**What is expected:** Print the lines in the entries below exactly, starting at the line that has "- bar-2002-I: [267, 429, 277, 510]" and stopping after the line that has "- data-label-2000: 11,539: [204, 337, 234, 348]".

**Stored data:**
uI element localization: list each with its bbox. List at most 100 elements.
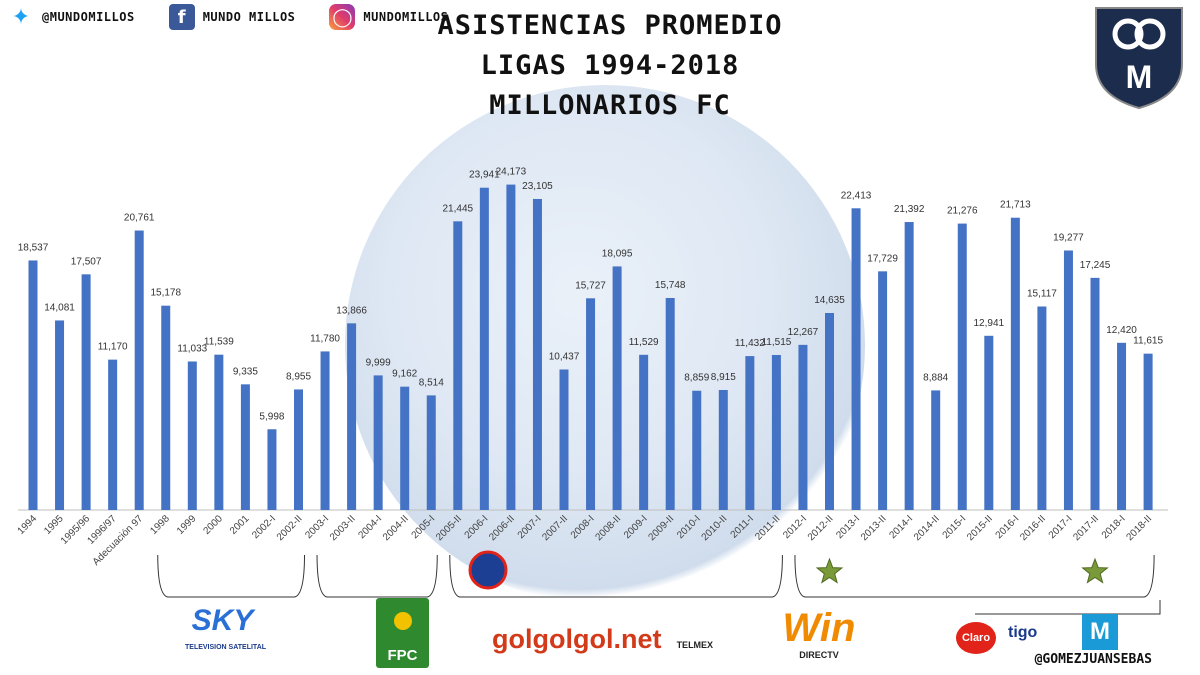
- bar-2002-I: [267, 429, 277, 510]
- bar-2013-I: [851, 208, 861, 510]
- tick-label-2018-I: 2018-I: [1100, 513, 1128, 541]
- claro-logo: Claro: [956, 622, 996, 654]
- bar-2009-II: [665, 298, 675, 510]
- bar-2013-II: [878, 271, 888, 510]
- data-label-2003-II: 13,866: [336, 305, 367, 316]
- data-label-2000: 11,539: [204, 337, 234, 348]
- chart-title: ASISTENCIAS PROMEDIO LIGAS 1994-2018 MIL…: [400, 6, 820, 126]
- title-line-2: LIGAS 1994-2018: [480, 50, 740, 81]
- golgolgol-name: golgolgol.net: [492, 624, 662, 654]
- data-label-2014-I: 21,392: [894, 204, 925, 215]
- data-label-2012-I: 12,267: [788, 327, 819, 338]
- tick-label-2015-II: 2015-II: [965, 513, 995, 543]
- era-bracket-sub: [975, 600, 1161, 615]
- bar-2006-II: [506, 184, 516, 510]
- data-label-1999: 11,033: [177, 343, 207, 354]
- data-label-2011-II: 11,515: [761, 337, 791, 348]
- data-label-1995/96: 17,507: [71, 256, 102, 267]
- bar-2011-II: [771, 354, 781, 510]
- data-label-2008-II: 18,095: [602, 248, 633, 259]
- bar-2009-I: [639, 354, 649, 510]
- data-label-2011-I: 11,432: [735, 338, 765, 349]
- millonarios-crest-logo: M: [1095, 7, 1183, 110]
- bar-2010-II: [718, 389, 728, 510]
- data-label-2013-II: 17,729: [867, 253, 898, 264]
- fpc-name: FPC: [387, 647, 418, 664]
- data-label-2009-II: 15,748: [655, 280, 686, 291]
- data-label-2004-I: 9,999: [366, 357, 391, 368]
- bar-2014-I: [904, 222, 914, 510]
- tick-label-2013-II: 2013-II: [859, 513, 889, 543]
- bar-2011-I: [745, 356, 755, 510]
- bar-2016-I: [1010, 217, 1020, 511]
- bar-2003-II: [347, 323, 357, 510]
- bar-2017-II: [1090, 277, 1100, 510]
- sky-subtitle: TELEVISION SATELITAL: [185, 644, 267, 651]
- tick-label-1995: 1995: [42, 513, 66, 537]
- data-label-2008-I: 15,727: [575, 280, 606, 291]
- win-name: Win: [782, 606, 856, 650]
- social-instagram[interactable]: ◯ MUNDOMILLOS: [329, 4, 448, 30]
- tick-label-2006-I: 2006-I: [463, 513, 491, 541]
- data-label-1994: 18,537: [18, 242, 49, 253]
- tick-label-2009-I: 2009-I: [622, 513, 650, 541]
- tick-label-2012-II: 2012-II: [806, 513, 836, 543]
- data-label-2006-II: 24,173: [496, 167, 527, 178]
- tick-label-2013-I: 2013-I: [834, 513, 862, 541]
- tick-label-2005-II: 2005-II: [434, 513, 464, 543]
- background-globe-watermark: [345, 85, 865, 605]
- data-label-2014-II: 8,884: [923, 372, 948, 383]
- facebook-icon: f: [168, 4, 195, 30]
- tick-label-2009-II: 2009-II: [647, 513, 677, 543]
- data-label-2001: 9,335: [233, 366, 258, 377]
- bar-2012-II: [825, 312, 834, 510]
- tick-label-2008-II: 2008-II: [593, 513, 623, 543]
- bar-2005-I: [426, 395, 436, 510]
- data-label-2007-I: 23,105: [522, 181, 553, 192]
- bar-2015-II: [984, 335, 994, 510]
- bar-2004-II: [400, 386, 410, 510]
- data-label-2017-I: 19,277: [1053, 233, 1084, 244]
- data-label-2015-II: 12,941: [974, 318, 1005, 329]
- tick-label-2007-I: 2007-I: [516, 513, 544, 541]
- tick-label-2003-II: 2003-II: [328, 513, 358, 543]
- tick-label-2018-II: 2018-II: [1124, 513, 1154, 543]
- tick-label-2000: 2000: [201, 513, 225, 537]
- social-facebook[interactable]: f MUNDO MILLOS: [168, 4, 296, 30]
- crest-letter: M: [1126, 59, 1153, 95]
- social-bar: ✦ @MUNDOMILLOS f MUNDO MILLOS ◯ MUNDOMIL…: [8, 4, 474, 30]
- bar-2018-II: [1143, 353, 1153, 510]
- title-line-1: ASISTENCIAS PROMEDIO: [437, 10, 783, 41]
- tick-label-1994: 1994: [16, 513, 40, 537]
- bar-2003-I: [320, 351, 330, 510]
- star-icon: [815, 557, 844, 584]
- data-label-2010-I: 8,859: [684, 373, 709, 384]
- tick-label-2006-II: 2006-II: [487, 513, 517, 543]
- twitter-icon: ✦: [11, 4, 31, 30]
- tick-label-2017-II: 2017-II: [1071, 513, 1101, 543]
- telmex-name: TELMEX: [676, 640, 714, 650]
- era-bracket-1: [157, 554, 305, 598]
- data-label-1995: 14,081: [44, 302, 75, 313]
- data-label-2007-II: 10,437: [549, 352, 580, 363]
- tick-label-2016-I: 2016-I: [994, 513, 1022, 541]
- bar-1995: [55, 320, 65, 510]
- tick-label-2010-I: 2010-I: [675, 513, 703, 541]
- data-label-2005-I: 8,514: [419, 377, 444, 388]
- twitter-handle: @MUNDOMILLOS: [42, 10, 135, 24]
- bar-1999: [187, 361, 197, 510]
- tick-label-2004-I: 2004-I: [356, 513, 384, 541]
- social-twitter[interactable]: ✦ @MUNDOMILLOS: [8, 4, 135, 30]
- data-label-2016-II: 15,117: [1027, 289, 1057, 300]
- tick-label-2015-I: 2015-I: [941, 513, 969, 541]
- tick-label-2001: 2001: [228, 513, 252, 537]
- data-label-2017-II: 17,245: [1080, 260, 1111, 271]
- tick-label-2002-I: 2002-I: [250, 513, 278, 541]
- data-label-2002-I: 5,998: [259, 411, 284, 422]
- title-line-3: MILLONARIOS FC: [489, 90, 731, 121]
- tick-label-2011-II: 2011-II: [753, 513, 782, 542]
- data-label-1998: 15,178: [150, 288, 181, 299]
- bar-2000: [214, 354, 224, 510]
- era-bracket-3: [449, 554, 783, 598]
- instagram-handle: MUNDOMILLOS: [363, 10, 449, 24]
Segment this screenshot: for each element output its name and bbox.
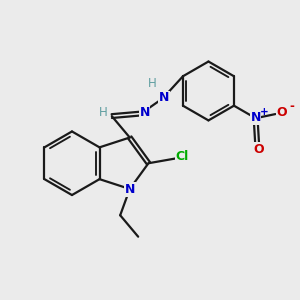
Text: N: N xyxy=(250,111,261,124)
Text: N: N xyxy=(159,91,169,104)
Text: O: O xyxy=(277,106,287,119)
Text: -: - xyxy=(290,100,294,113)
Text: H: H xyxy=(148,77,157,90)
Text: O: O xyxy=(253,142,264,156)
Text: +: + xyxy=(260,107,268,117)
Text: Cl: Cl xyxy=(176,150,189,164)
Text: N: N xyxy=(140,106,150,119)
Text: N: N xyxy=(124,183,135,196)
Text: H: H xyxy=(99,106,108,119)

**The response:**
- bar-2002-I: [267, 429, 277, 510]
- bar-2013-I: [851, 208, 861, 510]
- tick-label-2018-I: 2018-I: [1100, 513, 1128, 541]
- claro-logo: Claro: [956, 622, 996, 654]
- bar-2009-II: [665, 298, 675, 510]
- bar-2013-II: [878, 271, 888, 510]
- data-label-2003-II: 13,866: [336, 305, 367, 316]
- data-label-2000: 11,539: [204, 337, 234, 348]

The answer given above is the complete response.